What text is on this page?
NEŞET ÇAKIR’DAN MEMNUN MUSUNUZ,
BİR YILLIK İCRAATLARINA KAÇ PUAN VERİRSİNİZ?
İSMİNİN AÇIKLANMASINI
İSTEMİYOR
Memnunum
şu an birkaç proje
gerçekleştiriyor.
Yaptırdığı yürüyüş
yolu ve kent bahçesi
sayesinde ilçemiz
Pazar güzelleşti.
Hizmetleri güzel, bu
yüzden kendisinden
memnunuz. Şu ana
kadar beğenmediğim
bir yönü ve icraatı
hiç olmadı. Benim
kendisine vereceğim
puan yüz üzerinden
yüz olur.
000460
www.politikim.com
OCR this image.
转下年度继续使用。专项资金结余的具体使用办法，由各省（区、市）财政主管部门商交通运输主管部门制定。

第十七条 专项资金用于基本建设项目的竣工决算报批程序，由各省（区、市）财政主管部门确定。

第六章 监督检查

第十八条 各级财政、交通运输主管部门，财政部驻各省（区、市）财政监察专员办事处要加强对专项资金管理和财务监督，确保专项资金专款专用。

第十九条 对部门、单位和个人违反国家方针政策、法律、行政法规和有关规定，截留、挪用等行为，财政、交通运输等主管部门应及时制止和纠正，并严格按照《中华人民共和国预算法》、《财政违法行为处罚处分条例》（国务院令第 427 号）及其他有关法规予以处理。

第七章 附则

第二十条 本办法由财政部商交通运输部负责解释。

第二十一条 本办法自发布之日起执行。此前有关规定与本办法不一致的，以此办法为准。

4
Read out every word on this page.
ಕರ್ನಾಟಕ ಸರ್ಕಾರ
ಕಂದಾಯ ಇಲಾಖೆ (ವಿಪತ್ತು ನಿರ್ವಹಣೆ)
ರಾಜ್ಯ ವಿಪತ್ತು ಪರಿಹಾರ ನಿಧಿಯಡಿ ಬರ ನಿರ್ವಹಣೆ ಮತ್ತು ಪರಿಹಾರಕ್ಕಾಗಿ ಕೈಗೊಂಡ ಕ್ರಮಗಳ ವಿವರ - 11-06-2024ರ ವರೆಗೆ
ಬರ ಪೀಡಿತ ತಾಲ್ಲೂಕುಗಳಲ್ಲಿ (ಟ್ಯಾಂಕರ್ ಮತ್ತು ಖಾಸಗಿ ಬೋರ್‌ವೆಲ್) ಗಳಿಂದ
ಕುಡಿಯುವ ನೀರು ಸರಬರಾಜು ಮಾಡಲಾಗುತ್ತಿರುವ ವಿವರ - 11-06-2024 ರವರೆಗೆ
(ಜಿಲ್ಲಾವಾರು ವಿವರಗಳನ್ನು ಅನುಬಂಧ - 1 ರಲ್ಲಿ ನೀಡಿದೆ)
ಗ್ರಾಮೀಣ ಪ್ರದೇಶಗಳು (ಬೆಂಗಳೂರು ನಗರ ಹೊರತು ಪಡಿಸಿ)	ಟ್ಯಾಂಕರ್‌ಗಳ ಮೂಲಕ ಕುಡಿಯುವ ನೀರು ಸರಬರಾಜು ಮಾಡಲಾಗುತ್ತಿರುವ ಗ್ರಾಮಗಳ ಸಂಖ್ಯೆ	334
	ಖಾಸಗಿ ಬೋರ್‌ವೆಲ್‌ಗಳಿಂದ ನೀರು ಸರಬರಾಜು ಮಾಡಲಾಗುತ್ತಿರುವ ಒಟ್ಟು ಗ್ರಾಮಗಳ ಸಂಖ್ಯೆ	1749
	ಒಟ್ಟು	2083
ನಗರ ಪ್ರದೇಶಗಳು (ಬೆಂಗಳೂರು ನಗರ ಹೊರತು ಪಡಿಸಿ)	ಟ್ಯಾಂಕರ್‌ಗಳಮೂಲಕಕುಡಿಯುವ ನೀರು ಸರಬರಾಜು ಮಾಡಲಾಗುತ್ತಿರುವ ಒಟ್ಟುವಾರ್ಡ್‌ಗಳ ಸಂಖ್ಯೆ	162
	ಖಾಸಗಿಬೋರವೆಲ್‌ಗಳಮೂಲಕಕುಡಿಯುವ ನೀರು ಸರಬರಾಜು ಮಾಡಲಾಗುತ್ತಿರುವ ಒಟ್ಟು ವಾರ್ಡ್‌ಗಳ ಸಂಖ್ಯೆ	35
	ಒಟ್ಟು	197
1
===============
■ Problem details ■
Print the listing above in its entirety, with every line exact.

■ Output of the exercise ■
What text is on this page?
NEŞET ÇAKIR’DAN MEMNUN MUSUNUZ,
BİR YILLIK İCRAATLARINA KAÇ PUAN VERİRSİNİZ?
İSMİNİN AÇIKLANMASINI
İSTEMİYOR
Memnunum
şu an birkaç proje
gerçekleştiriyor.
Yaptırdığı yürüyüş
yolu ve kent bahçesi
sayesinde ilçemiz
Pazar güzelleşti.
Hizmetleri güzel, bu
yüzden kendisinden
memnunuz. Şu ana
kadar beğenmediğim
bir yönü ve icraatı
hiç olmadı. Benim
kendisine vereceğim
puan yüz üzerinden
yüz olur.
000460
www.politikim.com
OCR this image.
转下年度继续使用。专项资金结余的具体使用办法，由各省（区、市）财政主管部门商交通运输主管部门制定。

第十七条 专项资金用于基本建设项目的竣工决算报批程序，由各省（区、市）财政主管部门确定。

第六章 监督检查

第十八条 各级财政、交通运输主管部门，财政部驻各省（区、市）财政监察专员办事处要加强对专项资金管理和财务监督，确保专项资金专款专用。

第十九条 对部门、单位和个人违反国家方针政策、法律、行政法规和有关规定，截留、挪用等行为，财政、交通运输等主管部门应及时制止和纠正，并严格按照《中华人民共和国预算法》、《财政违法行为处罚处分条例》（国务院令第 427 号）及其他有关法规予以处理。

第七章 附则

第二十条 本办法由财政部商交通运输部负责解释。

第二十一条 本办法自发布之日起执行。此前有关规定与本办法不一致的，以此办法为准。

4
Read out every word on this page.
ಕರ್ನಾಟಕ ಸರ್ಕಾರ
ಕಂದಾಯ ಇಲಾಖೆ (ವಿಪತ್ತು ನಿರ್ವಹಣೆ)
ರಾಜ್ಯ ವಿಪತ್ತು ಪರಿಹಾರ ನಿಧಿಯಡಿ ಬರ ನಿರ್ವಹಣೆ ಮತ್ತು ಪರಿಹಾರಕ್ಕಾಗಿ ಕೈಗೊಂಡ ಕ್ರಮಗಳ ವಿವರ - 11-06-2024ರ ವರೆಗೆ
ಬರ ಪೀಡಿತ ತಾಲ್ಲೂಕುಗಳಲ್ಲಿ (ಟ್ಯಾಂಕರ್ ಮತ್ತು ಖಾಸಗಿ ಬೋರ್‌ವೆಲ್) ಗಳಿಂದ
ಕುಡಿಯುವ ನೀರು ಸರಬರಾಜು ಮಾಡಲಾಗುತ್ತಿರುವ ವಿವರ - 11-06-2024 ರವರೆಗೆ
(ಜಿಲ್ಲಾವಾರು ವಿವರಗಳನ್ನು ಅನುಬಂಧ - 1 ರಲ್ಲಿ ನೀಡಿದೆ)
ಗ್ರಾಮೀಣ ಪ್ರದೇಶಗಳು (ಬೆಂಗಳೂರು ನಗರ ಹೊರತು ಪಡಿಸಿ)	ಟ್ಯಾಂಕರ್‌ಗಳ ಮೂಲಕ ಕುಡಿಯುವ ನೀರು ಸರಬರಾಜು ಮಾಡಲಾಗುತ್ತಿರುವ ಗ್ರಾಮಗಳ ಸಂಖ್ಯೆ	334
	ಖಾಸಗಿ ಬೋರ್‌ವೆಲ್‌ಗಳಿಂದ ನೀರು ಸರಬರಾಜು ಮಾಡಲಾಗುತ್ತಿರುವ ಒಟ್ಟು ಗ್ರಾಮಗಳ ಸಂಖ್ಯೆ	1749
	ಒಟ್ಟು	2083
ನಗರ ಪ್ರದೇಶಗಳು (ಬೆಂಗಳೂರು ನಗರ ಹೊರತು ಪಡಿಸಿ)	ಟ್ಯಾಂಕರ್‌ಗಳಮೂಲಕಕುಡಿಯುವ ನೀರು ಸರಬರಾಜು ಮಾಡಲಾಗುತ್ತಿರುವ ಒಟ್ಟುವಾರ್ಡ್‌ಗಳ ಸಂಖ್ಯೆ	162
	ಖಾಸಗಿಬೋರವೆಲ್‌ಗಳಮೂಲಕಕುಡಿಯುವ ನೀರು ಸರಬರಾಜು ಮಾಡಲಾಗುತ್ತಿರುವ ಒಟ್ಟು ವಾರ್ಡ್‌ಗಳ ಸಂಖ್ಯೆ	35
	ಒಟ್ಟು	197
1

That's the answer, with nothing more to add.